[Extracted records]
===============
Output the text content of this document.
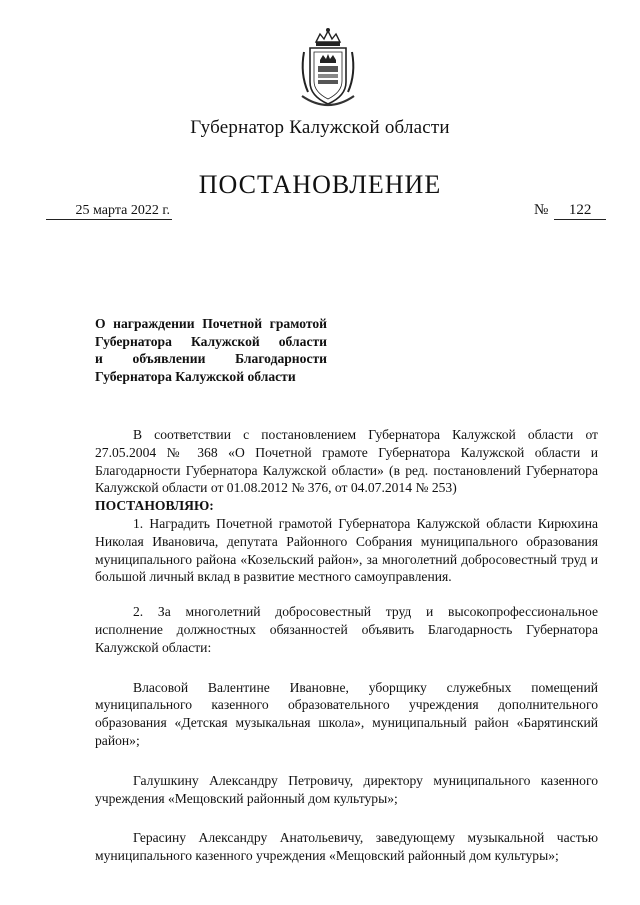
Губернатор Калужской области
ПОСТАНОВЛЕНИЕ
25 марта 2022 г.	№ 122
О награждении Почетной грамотой
Губернатора Калужской области
и объявлении Благодарности
Губернатора Калужской области

В соответствии с постановлением Губернатора Калужской области от 27.05.2004 № 368 «О Почетной грамоте Губернатора Калужской области и Благодарности Губернатора Калужской области» (в ред. постановлений Губернатора Калужской области от 01.08.2012 № 376, от 04.07.2014 № 253)

ПОСТАНОВЛЯЮ:

1. Наградить Почетной грамотой Губернатора Калужской области Кирюхина Николая Ивановича, депутата Районного Собрания муниципального образования муниципального района «Козельский район», за многолетний добросовестный труд и большой личный вклад в развитие местного самоуправления.

2. За многолетний добросовестный труд и высокопрофессиональное исполнение должностных обязанностей объявить Благодарность Губернатора Калужской области:

Власовой Валентине Ивановне, уборщику служебных помещений муниципального казенного образовательного учреждения дополнительного образования «Детская музыкальная школа», муниципальный район «Барятинский район»;

Галушкину Александру Петровичу, директору муниципального казенного учреждения «Мещовский районный дом культуры»;

Герасину Александру Анатольевичу, заведующему музыкальной частью муниципального казенного учреждения «Мещовский районный дом культуры»;
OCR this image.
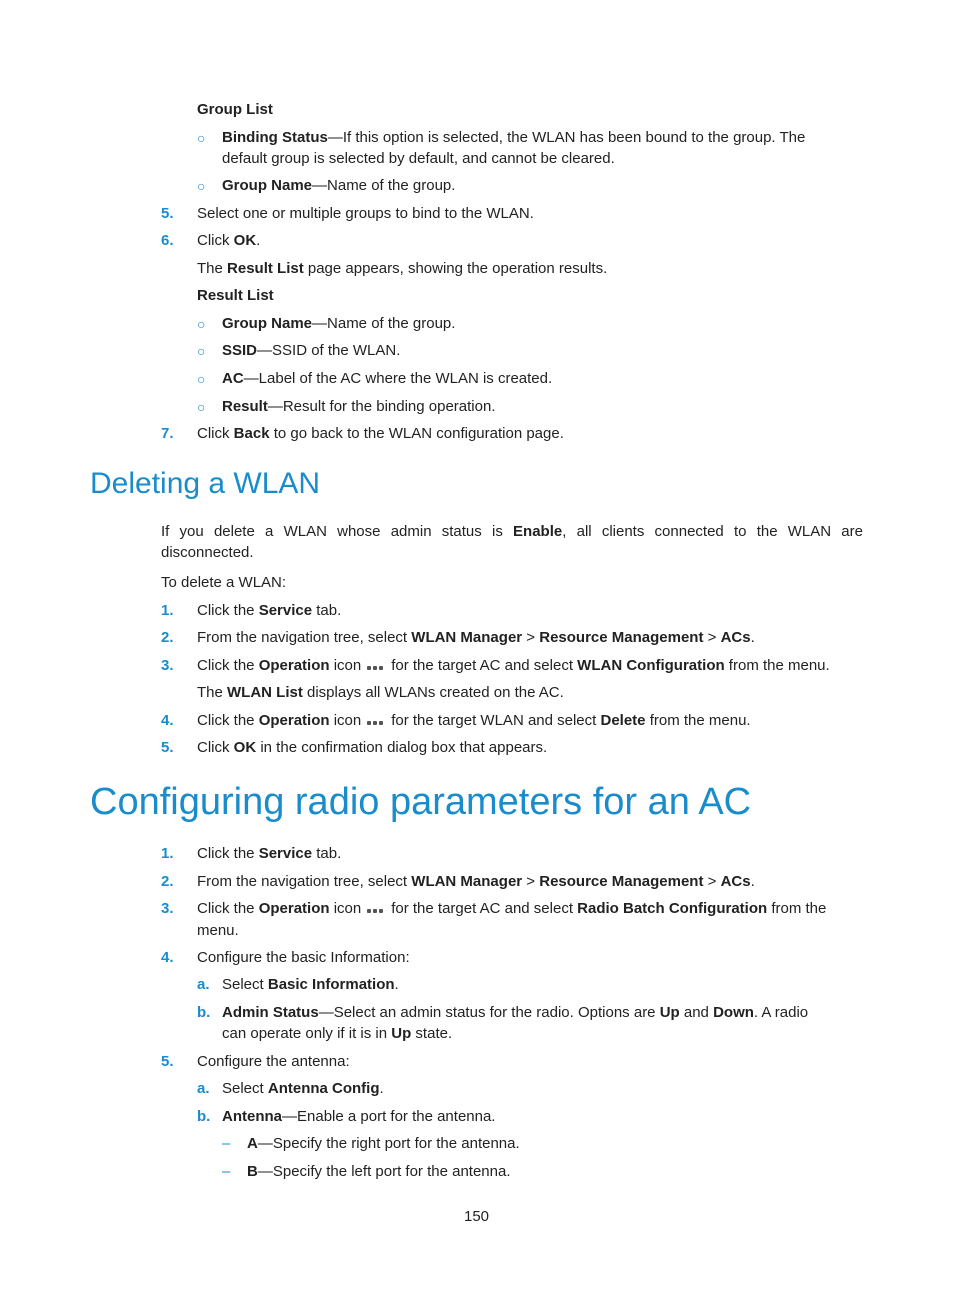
Group List
○ Binding Status—If this option is selected, the WLAN has been bound to the group. The
default group is selected by default, and cannot be cleared.
○ Group Name—Name of the group.
5. Select one or multiple groups to bind to the WLAN.
6. Click OK.
The Result List page appears, showing the operation results.
Result List
○ Group Name—Name of the group.
○ SSID—SSID of the WLAN.
○ AC—Label of the AC where the WLAN is created.
○ Result—Result for the binding operation.
7. Click Back to go back to the WLAN configuration page.
Deleting a WLAN
If you delete a WLAN whose admin status is Enable, all clients connected to the WLAN are
disconnected.
To delete a WLAN:
1. Click the Service tab.
2. From the navigation tree, select WLAN Manager > Resource Management > ACs.
3. Click the Operation icon for the target AC and select WLAN Configuration from the menu.
The WLAN List displays all WLANs created on the AC.
4. Click the Operation icon for the target WLAN and select Delete from the menu.
5. Click OK in the confirmation dialog box that appears.
Configuring radio parameters for an AC
1. Click the Service tab.
2. From the navigation tree, select WLAN Manager > Resource Management > ACs.
3. Click the Operation icon for the target AC and select Radio Batch Configuration from the
menu.
4. Configure the basic Information:
a. Select Basic Information.
b. Admin Status—Select an admin status for the radio. Options are Up and Down. A radio
can operate only if it is in Up state.
5. Configure the antenna:
a. Select Antenna Config.
b. Antenna—Enable a port for the antenna.
– A—Specify the right port for the antenna.
– B—Specify the left port for the antenna.
150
===============
Written problem: Where a line in the material contains "добросовестный", copy that line.

Problem solution:
1. Наградить Почетной грамотой Губернатора Калужской области Кирюхина Николая Ивановича, депутата Районного Собрания муниципального образования муниципального района «Козельский район», за многолетний добросовестный труд и большой личный вклад в развитие местного самоуправления.
2. За многолетний добросовестный труд и высокопрофессиональное исполнение должностных обязанностей объявить Благодарность Губернатора Калужской области:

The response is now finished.